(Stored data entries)
____________

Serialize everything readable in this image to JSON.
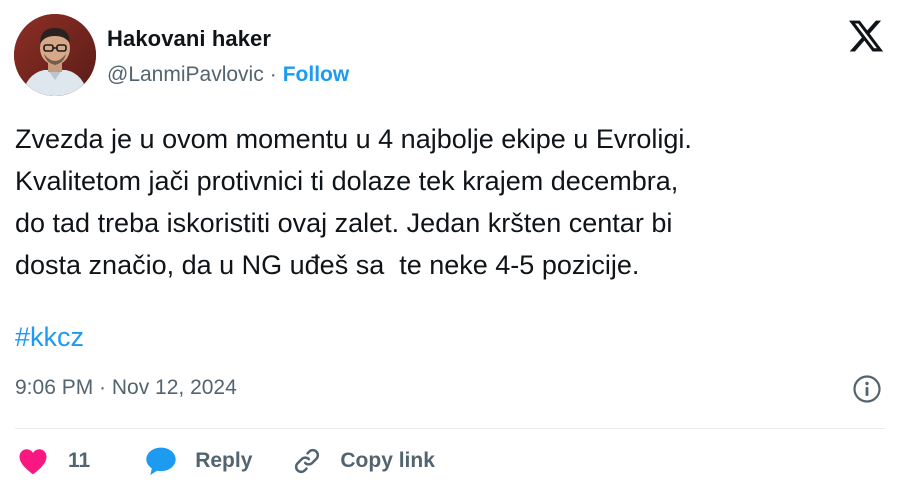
{
  "author": {
    "name": "Hakovani haker",
    "handle": "@LanmiPavlovic",
    "separator": "·",
    "follow_label": "Follow"
  },
  "brand_icon": "x-logo-icon",
  "tweet": {
    "lines": [
      "Zvezda je u ovom momentu u 4 najbolje ekipe u Evroligi.",
      "Kvalitetom jači protivnici ti dolaze tek krajem decembra,",
      "do tad treba iskoristiti ovaj zalet. Jedan kršten centar bi",
      "dosta značio, da u NG uđeš sa  te neke 4-5 pozicije."
    ],
    "hashtag": "#kkcz",
    "timestamp": "9:06 PM · Nov 12, 2024"
  },
  "actions": {
    "like_count": "11",
    "reply_label": "Reply",
    "copy_link_label": "Copy link"
  },
  "colors": {
    "accent": "#1d9bf0",
    "like": "#f91880",
    "text": "#0f1419",
    "secondary": "#536471"
  }
}
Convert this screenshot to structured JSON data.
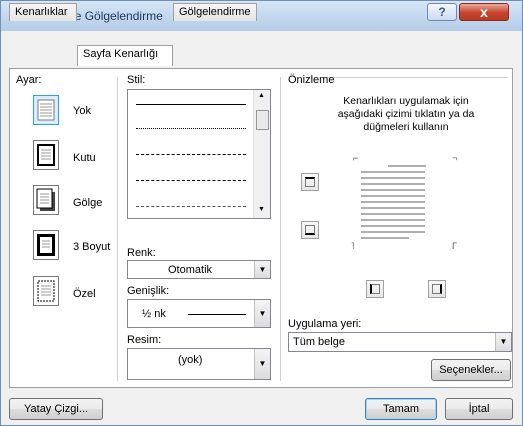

____________

● Task to complete
Make an exact copy of the listing above. Do not include the pictures.

● Expected output
Serialize everything readable in this image to JSON.
{
  "author": {
    "name": "Hakovani haker",
    "handle": "@LanmiPavlovic",
    "separator": "·",
    "follow_label": "Follow"
  },
  "brand_icon": "x-logo-icon",
  "tweet": {
    "lines": [
      "Zvezda je u ovom momentu u 4 najbolje ekipe u Evroligi.",
      "Kvalitetom jači protivnici ti dolaze tek krajem decembra,",
      "do tad treba iskoristiti ovaj zalet. Jedan kršten centar bi",
      "dosta značio, da u NG uđeš sa  te neke 4-5 pozicije."
    ],
    "hashtag": "#kkcz",
    "timestamp": "9:06 PM · Nov 12, 2024"
  },
  "actions": {
    "like_count": "11",
    "reply_label": "Reply",
    "copy_link_label": "Copy link"
  },
  "colors": {
    "accent": "#1d9bf0",
    "like": "#f91880",
    "text": "#0f1419",
    "secondary": "#536471"
  }
}
Convert this screenshot to structured JSON data.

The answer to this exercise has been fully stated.